Objective: Return all of the entries exactly, with nothing added or left out.

Saved entries:
-- start --
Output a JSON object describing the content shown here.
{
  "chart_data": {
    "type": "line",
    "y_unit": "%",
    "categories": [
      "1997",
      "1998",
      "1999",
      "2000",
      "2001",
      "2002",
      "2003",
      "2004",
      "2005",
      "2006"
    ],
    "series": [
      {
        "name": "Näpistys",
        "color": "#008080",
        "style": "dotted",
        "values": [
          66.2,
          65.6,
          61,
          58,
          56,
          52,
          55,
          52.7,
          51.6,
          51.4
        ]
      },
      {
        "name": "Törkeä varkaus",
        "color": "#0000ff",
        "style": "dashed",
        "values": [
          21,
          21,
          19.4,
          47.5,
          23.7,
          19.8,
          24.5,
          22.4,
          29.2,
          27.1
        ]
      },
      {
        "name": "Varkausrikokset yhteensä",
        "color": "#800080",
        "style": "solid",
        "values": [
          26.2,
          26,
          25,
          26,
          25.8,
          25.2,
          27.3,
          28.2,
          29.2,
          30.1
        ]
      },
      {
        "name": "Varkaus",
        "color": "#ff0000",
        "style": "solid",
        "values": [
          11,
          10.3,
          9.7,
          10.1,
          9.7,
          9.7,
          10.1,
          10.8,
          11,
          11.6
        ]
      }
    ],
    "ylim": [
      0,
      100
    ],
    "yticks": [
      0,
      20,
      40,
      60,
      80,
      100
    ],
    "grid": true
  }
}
-- end --
Written answer:
Output a JSON object describing the content shown here.
{
  "chart_data": {
    "type": "line",
    "y_unit": "%",
    "categories": [
      "1997",
      "1998",
      "1999",
      "2000",
      "2001",
      "2002",
      "2003",
      "2004",
      "2005",
      "2006"
    ],
    "series": [
      {
        "name": "Näpistys",
        "color": "#008080",
        "style": "dotted",
        "values": [
          66.2,
          65.6,
          61,
          58,
          56,
          52,
          55,
          52.7,
          51.6,
          51.4
        ]
      },
      {
        "name": "Törkeä varkaus",
        "color": "#0000ff",
        "style": "dashed",
        "values": [
          21,
          21,
          19.4,
          47.5,
          23.7,
          19.8,
          24.5,
          22.4,
          29.2,
          27.1
        ]
      },
      {
        "name": "Varkausrikokset yhteensä",
        "color": "#800080",
        "style": "solid",
        "values": [
          26.2,
          26,
          25,
          26,
          25.8,
          25.2,
          27.3,
          28.2,
          29.2,
          30.1
        ]
      },
      {
        "name": "Varkaus",
        "color": "#ff0000",
        "style": "solid",
        "values": [
          11,
          10.3,
          9.7,
          10.1,
          9.7,
          9.7,
          10.1,
          10.8,
          11,
          11.6
        ]
      }
    ],
    "ylim": [
      0,
      100
    ],
    "yticks": [
      0,
      20,
      40,
      60,
      80,
      100
    ],
    "grid": true
  }
}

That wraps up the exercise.